Repeat the whole of the data, keeping every detail the same.

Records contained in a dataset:
%%

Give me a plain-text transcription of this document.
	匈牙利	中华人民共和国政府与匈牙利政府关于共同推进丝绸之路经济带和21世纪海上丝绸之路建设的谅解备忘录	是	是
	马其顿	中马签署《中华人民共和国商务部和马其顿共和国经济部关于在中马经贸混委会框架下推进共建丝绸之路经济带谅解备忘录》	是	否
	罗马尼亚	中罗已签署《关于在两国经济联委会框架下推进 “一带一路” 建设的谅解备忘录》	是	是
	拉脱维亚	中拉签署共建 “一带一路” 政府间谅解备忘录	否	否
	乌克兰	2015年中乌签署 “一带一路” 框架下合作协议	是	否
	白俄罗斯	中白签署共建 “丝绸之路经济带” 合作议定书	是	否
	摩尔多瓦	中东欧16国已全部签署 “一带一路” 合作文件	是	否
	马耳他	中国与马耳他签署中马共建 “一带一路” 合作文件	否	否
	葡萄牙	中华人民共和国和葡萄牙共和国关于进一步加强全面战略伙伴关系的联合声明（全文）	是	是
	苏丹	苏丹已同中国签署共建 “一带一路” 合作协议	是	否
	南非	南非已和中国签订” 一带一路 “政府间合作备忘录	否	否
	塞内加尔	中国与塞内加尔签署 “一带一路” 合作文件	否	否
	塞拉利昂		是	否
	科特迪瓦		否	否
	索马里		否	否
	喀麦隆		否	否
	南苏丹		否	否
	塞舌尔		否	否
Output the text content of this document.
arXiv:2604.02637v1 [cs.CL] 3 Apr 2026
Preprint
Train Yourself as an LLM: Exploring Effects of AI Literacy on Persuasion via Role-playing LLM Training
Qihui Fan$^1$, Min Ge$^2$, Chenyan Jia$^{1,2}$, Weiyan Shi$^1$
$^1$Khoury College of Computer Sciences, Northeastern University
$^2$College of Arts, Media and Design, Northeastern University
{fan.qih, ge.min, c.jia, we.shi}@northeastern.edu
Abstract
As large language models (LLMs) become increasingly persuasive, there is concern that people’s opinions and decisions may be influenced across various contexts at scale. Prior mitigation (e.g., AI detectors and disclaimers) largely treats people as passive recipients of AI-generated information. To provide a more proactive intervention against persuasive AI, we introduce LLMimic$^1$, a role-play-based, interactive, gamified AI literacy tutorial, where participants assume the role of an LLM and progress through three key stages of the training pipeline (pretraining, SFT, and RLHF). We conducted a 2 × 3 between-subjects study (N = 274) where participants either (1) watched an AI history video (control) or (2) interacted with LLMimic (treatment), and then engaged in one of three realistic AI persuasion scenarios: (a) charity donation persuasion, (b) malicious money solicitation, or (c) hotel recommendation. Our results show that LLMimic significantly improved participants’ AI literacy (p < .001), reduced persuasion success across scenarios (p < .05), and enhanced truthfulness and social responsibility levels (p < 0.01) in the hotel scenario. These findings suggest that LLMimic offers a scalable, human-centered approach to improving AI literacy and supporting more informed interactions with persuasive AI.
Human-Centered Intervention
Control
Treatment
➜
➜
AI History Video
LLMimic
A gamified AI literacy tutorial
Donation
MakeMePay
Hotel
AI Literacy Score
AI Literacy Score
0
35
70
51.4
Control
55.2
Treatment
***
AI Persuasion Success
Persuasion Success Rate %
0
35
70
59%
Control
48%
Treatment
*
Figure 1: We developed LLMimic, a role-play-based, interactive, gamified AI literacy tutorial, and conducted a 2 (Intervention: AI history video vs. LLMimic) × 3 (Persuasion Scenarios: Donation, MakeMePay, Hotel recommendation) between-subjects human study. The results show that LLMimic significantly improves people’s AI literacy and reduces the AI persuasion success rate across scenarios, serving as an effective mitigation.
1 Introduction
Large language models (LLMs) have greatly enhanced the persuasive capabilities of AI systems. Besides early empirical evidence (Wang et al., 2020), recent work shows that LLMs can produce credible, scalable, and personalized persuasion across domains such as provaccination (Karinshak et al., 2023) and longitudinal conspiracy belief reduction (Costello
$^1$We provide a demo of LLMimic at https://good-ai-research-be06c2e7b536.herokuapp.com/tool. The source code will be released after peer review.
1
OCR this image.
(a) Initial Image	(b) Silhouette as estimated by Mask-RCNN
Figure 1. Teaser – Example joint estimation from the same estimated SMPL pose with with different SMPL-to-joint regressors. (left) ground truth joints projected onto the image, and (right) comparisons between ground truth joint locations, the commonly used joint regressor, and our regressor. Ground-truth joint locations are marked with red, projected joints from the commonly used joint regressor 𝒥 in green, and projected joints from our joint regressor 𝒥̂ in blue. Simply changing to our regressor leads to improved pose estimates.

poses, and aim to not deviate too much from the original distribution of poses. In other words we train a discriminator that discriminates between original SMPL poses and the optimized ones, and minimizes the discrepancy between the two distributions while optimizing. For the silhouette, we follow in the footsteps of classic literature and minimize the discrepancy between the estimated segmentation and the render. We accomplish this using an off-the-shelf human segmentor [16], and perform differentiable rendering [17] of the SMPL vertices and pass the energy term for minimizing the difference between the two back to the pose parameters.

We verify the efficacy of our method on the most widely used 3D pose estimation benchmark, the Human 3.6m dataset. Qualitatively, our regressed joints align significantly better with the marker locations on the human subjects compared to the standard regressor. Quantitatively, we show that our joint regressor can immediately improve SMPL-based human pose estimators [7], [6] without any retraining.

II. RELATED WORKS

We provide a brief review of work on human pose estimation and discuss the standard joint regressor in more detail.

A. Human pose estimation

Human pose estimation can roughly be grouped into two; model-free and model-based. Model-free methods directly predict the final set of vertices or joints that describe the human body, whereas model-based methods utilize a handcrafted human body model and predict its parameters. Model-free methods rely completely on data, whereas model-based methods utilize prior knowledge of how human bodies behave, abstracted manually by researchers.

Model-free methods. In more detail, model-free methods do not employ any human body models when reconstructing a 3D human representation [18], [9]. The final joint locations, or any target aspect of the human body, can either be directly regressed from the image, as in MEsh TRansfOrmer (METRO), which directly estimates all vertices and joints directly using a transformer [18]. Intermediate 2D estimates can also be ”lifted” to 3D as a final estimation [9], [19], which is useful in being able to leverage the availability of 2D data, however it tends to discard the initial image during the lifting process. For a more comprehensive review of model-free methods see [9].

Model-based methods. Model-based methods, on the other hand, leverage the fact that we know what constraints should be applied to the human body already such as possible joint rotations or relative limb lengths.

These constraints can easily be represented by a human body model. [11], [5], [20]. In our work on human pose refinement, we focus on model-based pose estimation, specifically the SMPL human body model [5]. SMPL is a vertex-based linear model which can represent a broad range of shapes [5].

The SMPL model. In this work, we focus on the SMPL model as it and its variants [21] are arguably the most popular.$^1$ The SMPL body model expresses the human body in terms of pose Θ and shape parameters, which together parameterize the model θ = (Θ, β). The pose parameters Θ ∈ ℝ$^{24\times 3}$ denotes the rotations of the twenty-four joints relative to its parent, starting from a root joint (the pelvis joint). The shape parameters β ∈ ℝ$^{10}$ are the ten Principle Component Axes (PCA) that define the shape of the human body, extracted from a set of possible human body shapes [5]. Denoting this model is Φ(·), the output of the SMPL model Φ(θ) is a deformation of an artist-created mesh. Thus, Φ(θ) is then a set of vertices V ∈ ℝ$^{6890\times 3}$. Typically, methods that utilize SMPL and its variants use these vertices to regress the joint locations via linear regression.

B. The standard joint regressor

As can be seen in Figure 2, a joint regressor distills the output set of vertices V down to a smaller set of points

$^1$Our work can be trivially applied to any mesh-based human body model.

%%

Final result:
Give me a plain-text transcription of this document.
	匈牙利	中华人民共和国政府与匈牙利政府关于共同推进丝绸之路经济带和21世纪海上丝绸之路建设的谅解备忘录	是	是
	马其顿	中马签署《中华人民共和国商务部和马其顿共和国经济部关于在中马经贸混委会框架下推进共建丝绸之路经济带谅解备忘录》	是	否
	罗马尼亚	中罗已签署《关于在两国经济联委会框架下推进 “一带一路” 建设的谅解备忘录》	是	是
	拉脱维亚	中拉签署共建 “一带一路” 政府间谅解备忘录	否	否
	乌克兰	2015年中乌签署 “一带一路” 框架下合作协议	是	否
	白俄罗斯	中白签署共建 “丝绸之路经济带” 合作议定书	是	否
	摩尔多瓦	中东欧16国已全部签署 “一带一路” 合作文件	是	否
	马耳他	中国与马耳他签署中马共建 “一带一路” 合作文件	否	否
	葡萄牙	中华人民共和国和葡萄牙共和国关于进一步加强全面战略伙伴关系的联合声明（全文）	是	是
	苏丹	苏丹已同中国签署共建 “一带一路” 合作协议	是	否
	南非	南非已和中国签订” 一带一路 “政府间合作备忘录	否	否
	塞内加尔	中国与塞内加尔签署 “一带一路” 合作文件	否	否
	塞拉利昂		是	否
	科特迪瓦		否	否
	索马里		否	否
	喀麦隆		否	否
	南苏丹		否	否
	塞舌尔		否	否
Output the text content of this document.
arXiv:2604.02637v1 [cs.CL] 3 Apr 2026
Preprint
Train Yourself as an LLM: Exploring Effects of AI Literacy on Persuasion via Role-playing LLM Training
Qihui Fan$^1$, Min Ge$^2$, Chenyan Jia$^{1,2}$, Weiyan Shi$^1$
$^1$Khoury College of Computer Sciences, Northeastern University
$^2$College of Arts, Media and Design, Northeastern University
{fan.qih, ge.min, c.jia, we.shi}@northeastern.edu
Abstract
As large language models (LLMs) become increasingly persuasive, there is concern that people’s opinions and decisions may be influenced across various contexts at scale. Prior mitigation (e.g., AI detectors and disclaimers) largely treats people as passive recipients of AI-generated information. To provide a more proactive intervention against persuasive AI, we introduce LLMimic$^1$, a role-play-based, interactive, gamified AI literacy tutorial, where participants assume the role of an LLM and progress through three key stages of the training pipeline (pretraining, SFT, and RLHF). We conducted a 2 × 3 between-subjects study (N = 274) where participants either (1) watched an AI history video (control) or (2) interacted with LLMimic (treatment), and then engaged in one of three realistic AI persuasion scenarios: (a) charity donation persuasion, (b) malicious money solicitation, or (c) hotel recommendation. Our results show that LLMimic significantly improved participants’ AI literacy (p < .001), reduced persuasion success across scenarios (p < .05), and enhanced truthfulness and social responsibility levels (p < 0.01) in the hotel scenario. These findings suggest that LLMimic offers a scalable, human-centered approach to improving AI literacy and supporting more informed interactions with persuasive AI.
Human-Centered Intervention
Control
Treatment
➜
➜
AI History Video
LLMimic
A gamified AI literacy tutorial
Donation
MakeMePay
Hotel
AI Literacy Score
AI Literacy Score
0
35
70
51.4
Control
55.2
Treatment
***
AI Persuasion Success
Persuasion Success Rate %
0
35
70
59%
Control
48%
Treatment
*
Figure 1: We developed LLMimic, a role-play-based, interactive, gamified AI literacy tutorial, and conducted a 2 (Intervention: AI history video vs. LLMimic) × 3 (Persuasion Scenarios: Donation, MakeMePay, Hotel recommendation) between-subjects human study. The results show that LLMimic significantly improves people’s AI literacy and reduces the AI persuasion success rate across scenarios, serving as an effective mitigation.
1 Introduction
Large language models (LLMs) have greatly enhanced the persuasive capabilities of AI systems. Besides early empirical evidence (Wang et al., 2020), recent work shows that LLMs can produce credible, scalable, and personalized persuasion across domains such as provaccination (Karinshak et al., 2023) and longitudinal conspiracy belief reduction (Costello
$^1$We provide a demo of LLMimic at https://good-ai-research-be06c2e7b536.herokuapp.com/tool. The source code will be released after peer review.
1
OCR this image.
(a) Initial Image	(b) Silhouette as estimated by Mask-RCNN
Figure 1. Teaser – Example joint estimation from the same estimated SMPL pose with with different SMPL-to-joint regressors. (left) ground truth joints projected onto the image, and (right) comparisons between ground truth joint locations, the commonly used joint regressor, and our regressor. Ground-truth joint locations are marked with red, projected joints from the commonly used joint regressor 𝒥 in green, and projected joints from our joint regressor 𝒥̂ in blue. Simply changing to our regressor leads to improved pose estimates.

poses, and aim to not deviate too much from the original distribution of poses. In other words we train a discriminator that discriminates between original SMPL poses and the optimized ones, and minimizes the discrepancy between the two distributions while optimizing. For the silhouette, we follow in the footsteps of classic literature and minimize the discrepancy between the estimated segmentation and the render. We accomplish this using an off-the-shelf human segmentor [16], and perform differentiable rendering [17] of the SMPL vertices and pass the energy term for minimizing the difference between the two back to the pose parameters.

We verify the efficacy of our method on the most widely used 3D pose estimation benchmark, the Human 3.6m dataset. Qualitatively, our regressed joints align significantly better with the marker locations on the human subjects compared to the standard regressor. Quantitatively, we show that our joint regressor can immediately improve SMPL-based human pose estimators [7], [6] without any retraining.

II. RELATED WORKS

We provide a brief review of work on human pose estimation and discuss the standard joint regressor in more detail.

A. Human pose estimation

Human pose estimation can roughly be grouped into two; model-free and model-based. Model-free methods directly predict the final set of vertices or joints that describe the human body, whereas model-based methods utilize a handcrafted human body model and predict its parameters. Model-free methods rely completely on data, whereas model-based methods utilize prior knowledge of how human bodies behave, abstracted manually by researchers.

Model-free methods. In more detail, model-free methods do not employ any human body models when reconstructing a 3D human representation [18], [9]. The final joint locations, or any target aspect of the human body, can either be directly regressed from the image, as in MEsh TRansfOrmer (METRO), which directly estimates all vertices and joints directly using a transformer [18]. Intermediate 2D estimates can also be ”lifted” to 3D as a final estimation [9], [19], which is useful in being able to leverage the availability of 2D data, however it tends to discard the initial image during the lifting process. For a more comprehensive review of model-free methods see [9].

Model-based methods. Model-based methods, on the other hand, leverage the fact that we know what constraints should be applied to the human body already such as possible joint rotations or relative limb lengths.

These constraints can easily be represented by a human body model. [11], [5], [20]. In our work on human pose refinement, we focus on model-based pose estimation, specifically the SMPL human body model [5]. SMPL is a vertex-based linear model which can represent a broad range of shapes [5].

The SMPL model. In this work, we focus on the SMPL model as it and its variants [21] are arguably the most popular.$^1$ The SMPL body model expresses the human body in terms of pose Θ and shape parameters, which together parameterize the model θ = (Θ, β). The pose parameters Θ ∈ ℝ$^{24\times 3}$ denotes the rotations of the twenty-four joints relative to its parent, starting from a root joint (the pelvis joint). The shape parameters β ∈ ℝ$^{10}$ are the ten Principle Component Axes (PCA) that define the shape of the human body, extracted from a set of possible human body shapes [5]. Denoting this model is Φ(·), the output of the SMPL model Φ(θ) is a deformation of an artist-created mesh. Thus, Φ(θ) is then a set of vertices V ∈ ℝ$^{6890\times 3}$. Typically, methods that utilize SMPL and its variants use these vertices to regress the joint locations via linear regression.

B. The standard joint regressor

As can be seen in Figure 2, a joint regressor distills the output set of vertices V down to a smaller set of points

$^1$Our work can be trivially applied to any mesh-based human body model.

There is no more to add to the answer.